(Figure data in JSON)
____________
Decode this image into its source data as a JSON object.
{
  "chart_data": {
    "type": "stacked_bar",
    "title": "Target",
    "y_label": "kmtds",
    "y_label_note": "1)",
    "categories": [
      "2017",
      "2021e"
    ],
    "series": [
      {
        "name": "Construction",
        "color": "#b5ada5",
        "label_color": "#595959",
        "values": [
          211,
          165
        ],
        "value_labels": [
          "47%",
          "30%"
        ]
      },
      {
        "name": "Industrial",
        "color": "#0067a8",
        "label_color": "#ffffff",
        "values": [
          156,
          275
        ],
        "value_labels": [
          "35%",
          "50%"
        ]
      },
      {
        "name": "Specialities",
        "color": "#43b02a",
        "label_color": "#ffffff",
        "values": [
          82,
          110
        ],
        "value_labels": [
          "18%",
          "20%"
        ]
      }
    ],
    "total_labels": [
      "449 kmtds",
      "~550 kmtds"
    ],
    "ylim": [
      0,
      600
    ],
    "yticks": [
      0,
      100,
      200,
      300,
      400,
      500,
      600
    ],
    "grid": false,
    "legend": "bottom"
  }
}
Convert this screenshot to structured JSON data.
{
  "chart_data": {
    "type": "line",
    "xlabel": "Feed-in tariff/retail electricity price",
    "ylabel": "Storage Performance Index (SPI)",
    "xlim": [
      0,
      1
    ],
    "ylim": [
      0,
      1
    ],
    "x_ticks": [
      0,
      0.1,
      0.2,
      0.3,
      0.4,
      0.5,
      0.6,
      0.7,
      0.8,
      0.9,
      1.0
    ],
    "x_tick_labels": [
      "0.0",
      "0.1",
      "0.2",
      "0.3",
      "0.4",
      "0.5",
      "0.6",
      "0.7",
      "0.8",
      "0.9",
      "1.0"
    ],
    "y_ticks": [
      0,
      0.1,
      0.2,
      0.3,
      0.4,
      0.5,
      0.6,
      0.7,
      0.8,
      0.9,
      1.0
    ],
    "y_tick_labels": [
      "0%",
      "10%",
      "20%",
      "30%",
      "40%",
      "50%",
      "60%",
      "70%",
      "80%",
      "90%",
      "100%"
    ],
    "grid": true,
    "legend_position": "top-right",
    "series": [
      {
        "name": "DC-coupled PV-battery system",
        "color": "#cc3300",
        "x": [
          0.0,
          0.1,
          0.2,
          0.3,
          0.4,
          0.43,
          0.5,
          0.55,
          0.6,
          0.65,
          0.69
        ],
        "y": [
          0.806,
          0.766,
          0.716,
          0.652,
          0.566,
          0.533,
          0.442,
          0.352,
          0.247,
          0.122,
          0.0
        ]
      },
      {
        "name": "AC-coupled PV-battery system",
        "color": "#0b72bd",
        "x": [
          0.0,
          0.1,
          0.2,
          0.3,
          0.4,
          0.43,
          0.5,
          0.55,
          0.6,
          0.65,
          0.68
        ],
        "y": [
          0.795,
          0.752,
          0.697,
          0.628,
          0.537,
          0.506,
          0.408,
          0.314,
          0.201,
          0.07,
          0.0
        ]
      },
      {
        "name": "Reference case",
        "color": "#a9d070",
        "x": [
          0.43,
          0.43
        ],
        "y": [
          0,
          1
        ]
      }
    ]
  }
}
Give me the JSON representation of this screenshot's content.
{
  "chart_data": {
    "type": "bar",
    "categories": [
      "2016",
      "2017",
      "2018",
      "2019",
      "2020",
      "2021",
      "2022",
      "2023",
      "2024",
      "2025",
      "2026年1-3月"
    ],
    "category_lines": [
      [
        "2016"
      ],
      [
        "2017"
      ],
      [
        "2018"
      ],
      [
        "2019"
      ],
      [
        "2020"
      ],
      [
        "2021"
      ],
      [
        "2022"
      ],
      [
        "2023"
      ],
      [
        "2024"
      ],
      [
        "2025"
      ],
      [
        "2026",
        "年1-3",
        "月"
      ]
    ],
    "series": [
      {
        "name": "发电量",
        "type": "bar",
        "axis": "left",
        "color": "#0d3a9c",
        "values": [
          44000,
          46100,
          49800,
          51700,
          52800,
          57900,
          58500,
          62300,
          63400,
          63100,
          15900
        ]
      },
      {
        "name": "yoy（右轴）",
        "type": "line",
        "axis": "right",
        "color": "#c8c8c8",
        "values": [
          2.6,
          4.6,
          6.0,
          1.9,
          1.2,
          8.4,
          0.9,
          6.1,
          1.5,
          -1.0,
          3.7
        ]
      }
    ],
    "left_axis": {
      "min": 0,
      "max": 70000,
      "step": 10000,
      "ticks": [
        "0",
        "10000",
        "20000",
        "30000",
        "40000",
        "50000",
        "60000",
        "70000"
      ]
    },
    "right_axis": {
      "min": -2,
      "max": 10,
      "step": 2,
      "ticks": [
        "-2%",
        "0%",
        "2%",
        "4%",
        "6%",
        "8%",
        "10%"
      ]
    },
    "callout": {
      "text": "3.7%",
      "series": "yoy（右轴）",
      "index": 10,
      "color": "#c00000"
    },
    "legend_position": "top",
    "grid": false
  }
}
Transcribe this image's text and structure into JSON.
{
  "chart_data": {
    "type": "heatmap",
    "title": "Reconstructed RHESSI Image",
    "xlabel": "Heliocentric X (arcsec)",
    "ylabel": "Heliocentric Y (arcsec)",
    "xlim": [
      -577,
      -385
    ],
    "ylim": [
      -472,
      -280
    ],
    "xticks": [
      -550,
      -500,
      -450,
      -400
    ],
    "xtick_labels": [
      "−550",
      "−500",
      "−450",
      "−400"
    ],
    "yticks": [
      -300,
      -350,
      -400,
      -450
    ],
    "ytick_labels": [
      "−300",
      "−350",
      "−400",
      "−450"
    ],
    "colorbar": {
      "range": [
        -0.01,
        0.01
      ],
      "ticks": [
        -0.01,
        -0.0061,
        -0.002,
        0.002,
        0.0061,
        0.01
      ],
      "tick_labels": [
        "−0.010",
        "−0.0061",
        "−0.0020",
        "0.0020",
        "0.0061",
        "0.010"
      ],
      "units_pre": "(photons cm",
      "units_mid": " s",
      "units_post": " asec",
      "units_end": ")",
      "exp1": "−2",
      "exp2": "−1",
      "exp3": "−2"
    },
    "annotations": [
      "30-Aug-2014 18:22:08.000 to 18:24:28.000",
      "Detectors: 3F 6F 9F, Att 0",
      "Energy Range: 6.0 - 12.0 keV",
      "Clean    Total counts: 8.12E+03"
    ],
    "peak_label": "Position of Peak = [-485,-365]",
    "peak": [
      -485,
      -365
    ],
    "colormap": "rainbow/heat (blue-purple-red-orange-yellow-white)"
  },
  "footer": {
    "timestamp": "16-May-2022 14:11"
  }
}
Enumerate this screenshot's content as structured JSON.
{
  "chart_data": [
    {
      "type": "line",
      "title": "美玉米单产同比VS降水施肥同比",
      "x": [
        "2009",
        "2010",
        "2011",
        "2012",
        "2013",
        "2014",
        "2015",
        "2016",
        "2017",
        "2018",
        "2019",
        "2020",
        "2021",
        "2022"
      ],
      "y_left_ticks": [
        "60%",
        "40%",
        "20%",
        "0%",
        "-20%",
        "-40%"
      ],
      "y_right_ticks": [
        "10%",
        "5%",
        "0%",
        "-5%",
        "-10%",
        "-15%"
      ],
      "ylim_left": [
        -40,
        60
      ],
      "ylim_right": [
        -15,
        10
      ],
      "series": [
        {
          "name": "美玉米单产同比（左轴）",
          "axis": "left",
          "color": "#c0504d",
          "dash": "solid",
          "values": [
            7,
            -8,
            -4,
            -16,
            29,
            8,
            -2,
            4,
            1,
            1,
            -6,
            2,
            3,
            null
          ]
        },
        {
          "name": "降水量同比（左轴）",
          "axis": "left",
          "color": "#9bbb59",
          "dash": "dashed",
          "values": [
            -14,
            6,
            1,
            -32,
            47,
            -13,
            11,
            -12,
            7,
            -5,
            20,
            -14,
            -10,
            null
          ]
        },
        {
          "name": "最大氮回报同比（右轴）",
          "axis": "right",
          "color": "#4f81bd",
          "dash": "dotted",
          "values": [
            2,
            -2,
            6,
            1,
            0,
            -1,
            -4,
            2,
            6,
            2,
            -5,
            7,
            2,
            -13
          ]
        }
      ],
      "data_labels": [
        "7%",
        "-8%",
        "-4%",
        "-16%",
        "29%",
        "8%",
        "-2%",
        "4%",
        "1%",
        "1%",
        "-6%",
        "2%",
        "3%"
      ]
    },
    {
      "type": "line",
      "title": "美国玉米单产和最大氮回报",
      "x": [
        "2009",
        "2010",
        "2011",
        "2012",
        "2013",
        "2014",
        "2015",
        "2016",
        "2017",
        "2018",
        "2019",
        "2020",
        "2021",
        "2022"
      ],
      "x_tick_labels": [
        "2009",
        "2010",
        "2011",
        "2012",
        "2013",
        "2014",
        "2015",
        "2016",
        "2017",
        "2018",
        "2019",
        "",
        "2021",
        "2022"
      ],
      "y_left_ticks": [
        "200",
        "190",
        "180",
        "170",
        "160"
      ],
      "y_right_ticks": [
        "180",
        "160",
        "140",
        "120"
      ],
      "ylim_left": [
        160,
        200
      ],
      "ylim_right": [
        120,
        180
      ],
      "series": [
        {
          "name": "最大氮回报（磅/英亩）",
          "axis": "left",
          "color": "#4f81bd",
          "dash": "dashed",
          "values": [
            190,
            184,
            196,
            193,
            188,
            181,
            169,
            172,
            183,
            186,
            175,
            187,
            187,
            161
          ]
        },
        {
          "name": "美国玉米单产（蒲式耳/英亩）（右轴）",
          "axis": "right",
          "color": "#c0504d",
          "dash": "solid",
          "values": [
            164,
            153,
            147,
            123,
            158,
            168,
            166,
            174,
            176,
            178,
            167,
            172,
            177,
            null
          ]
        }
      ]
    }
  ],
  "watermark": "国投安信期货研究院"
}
____________
Task to carry out → Collect from the data above every line that includes "Heliocentric".

Answer for this exercise →
    "xlabel": "Heliocentric X (arcsec)",
    "ylabel": "Heliocentric Y (arcsec)",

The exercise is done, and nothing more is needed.